→ Challenge: Find and return each line containing "labels".

(Data extracted from a collection)
** begin **

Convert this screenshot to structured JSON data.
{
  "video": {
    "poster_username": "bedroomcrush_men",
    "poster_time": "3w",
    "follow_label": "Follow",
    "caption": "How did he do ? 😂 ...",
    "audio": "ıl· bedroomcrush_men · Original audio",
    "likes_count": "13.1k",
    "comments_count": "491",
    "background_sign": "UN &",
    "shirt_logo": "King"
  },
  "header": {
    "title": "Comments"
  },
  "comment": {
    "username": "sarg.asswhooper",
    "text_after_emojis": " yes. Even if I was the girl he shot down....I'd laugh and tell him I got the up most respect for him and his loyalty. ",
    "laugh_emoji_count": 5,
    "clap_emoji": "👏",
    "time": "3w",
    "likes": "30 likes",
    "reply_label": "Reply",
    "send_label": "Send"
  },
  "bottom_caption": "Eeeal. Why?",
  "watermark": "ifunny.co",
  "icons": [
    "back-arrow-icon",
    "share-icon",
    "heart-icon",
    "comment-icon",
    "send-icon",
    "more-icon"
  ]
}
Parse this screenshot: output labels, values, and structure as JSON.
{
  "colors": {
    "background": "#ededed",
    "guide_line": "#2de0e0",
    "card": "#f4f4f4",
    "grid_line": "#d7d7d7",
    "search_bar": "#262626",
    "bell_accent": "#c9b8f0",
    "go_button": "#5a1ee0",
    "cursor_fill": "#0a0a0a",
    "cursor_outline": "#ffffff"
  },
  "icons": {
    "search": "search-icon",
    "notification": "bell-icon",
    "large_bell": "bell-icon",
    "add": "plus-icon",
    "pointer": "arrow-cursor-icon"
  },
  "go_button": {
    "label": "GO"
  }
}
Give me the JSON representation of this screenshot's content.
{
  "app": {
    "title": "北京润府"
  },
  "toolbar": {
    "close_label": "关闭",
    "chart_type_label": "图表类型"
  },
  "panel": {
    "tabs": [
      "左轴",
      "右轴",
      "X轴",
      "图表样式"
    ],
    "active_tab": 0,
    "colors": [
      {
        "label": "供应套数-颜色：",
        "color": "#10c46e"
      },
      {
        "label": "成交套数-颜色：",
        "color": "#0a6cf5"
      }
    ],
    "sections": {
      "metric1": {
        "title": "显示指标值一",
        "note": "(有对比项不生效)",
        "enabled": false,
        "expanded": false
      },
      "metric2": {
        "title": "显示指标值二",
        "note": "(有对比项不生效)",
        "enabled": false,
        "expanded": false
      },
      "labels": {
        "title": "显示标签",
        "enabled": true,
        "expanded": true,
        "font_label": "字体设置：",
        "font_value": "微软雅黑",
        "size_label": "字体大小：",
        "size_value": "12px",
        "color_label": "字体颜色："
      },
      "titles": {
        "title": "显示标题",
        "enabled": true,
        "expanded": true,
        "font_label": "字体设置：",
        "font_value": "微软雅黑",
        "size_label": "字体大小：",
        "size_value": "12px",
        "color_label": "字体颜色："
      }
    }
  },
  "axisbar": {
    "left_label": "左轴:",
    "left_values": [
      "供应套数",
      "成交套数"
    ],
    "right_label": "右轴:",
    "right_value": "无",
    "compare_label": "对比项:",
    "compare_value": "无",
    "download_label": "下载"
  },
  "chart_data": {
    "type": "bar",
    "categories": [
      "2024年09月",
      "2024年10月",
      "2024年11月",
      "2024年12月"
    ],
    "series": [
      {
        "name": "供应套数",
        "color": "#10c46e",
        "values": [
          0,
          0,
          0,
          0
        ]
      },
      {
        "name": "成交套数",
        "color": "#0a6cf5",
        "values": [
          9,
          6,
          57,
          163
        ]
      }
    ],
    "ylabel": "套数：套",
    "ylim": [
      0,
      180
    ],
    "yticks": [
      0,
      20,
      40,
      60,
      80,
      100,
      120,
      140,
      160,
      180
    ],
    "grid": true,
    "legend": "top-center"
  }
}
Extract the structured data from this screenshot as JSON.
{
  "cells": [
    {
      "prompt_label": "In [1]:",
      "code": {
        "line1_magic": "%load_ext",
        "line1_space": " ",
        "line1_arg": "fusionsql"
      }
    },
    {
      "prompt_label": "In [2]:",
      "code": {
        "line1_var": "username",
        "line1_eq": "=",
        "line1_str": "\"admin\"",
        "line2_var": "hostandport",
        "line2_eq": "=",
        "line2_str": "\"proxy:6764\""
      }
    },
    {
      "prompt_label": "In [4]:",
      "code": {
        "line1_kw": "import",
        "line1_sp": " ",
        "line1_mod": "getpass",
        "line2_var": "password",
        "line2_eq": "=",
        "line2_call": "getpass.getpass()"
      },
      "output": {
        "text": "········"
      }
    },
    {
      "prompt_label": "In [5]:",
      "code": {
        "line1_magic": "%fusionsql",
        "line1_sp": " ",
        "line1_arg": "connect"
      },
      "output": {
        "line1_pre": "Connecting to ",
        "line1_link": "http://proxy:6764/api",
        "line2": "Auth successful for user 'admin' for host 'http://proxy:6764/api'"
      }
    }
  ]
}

** end **

→ Answer in full:
Parse this screenshot: output labels, values, and structure as JSON.
      "labels": {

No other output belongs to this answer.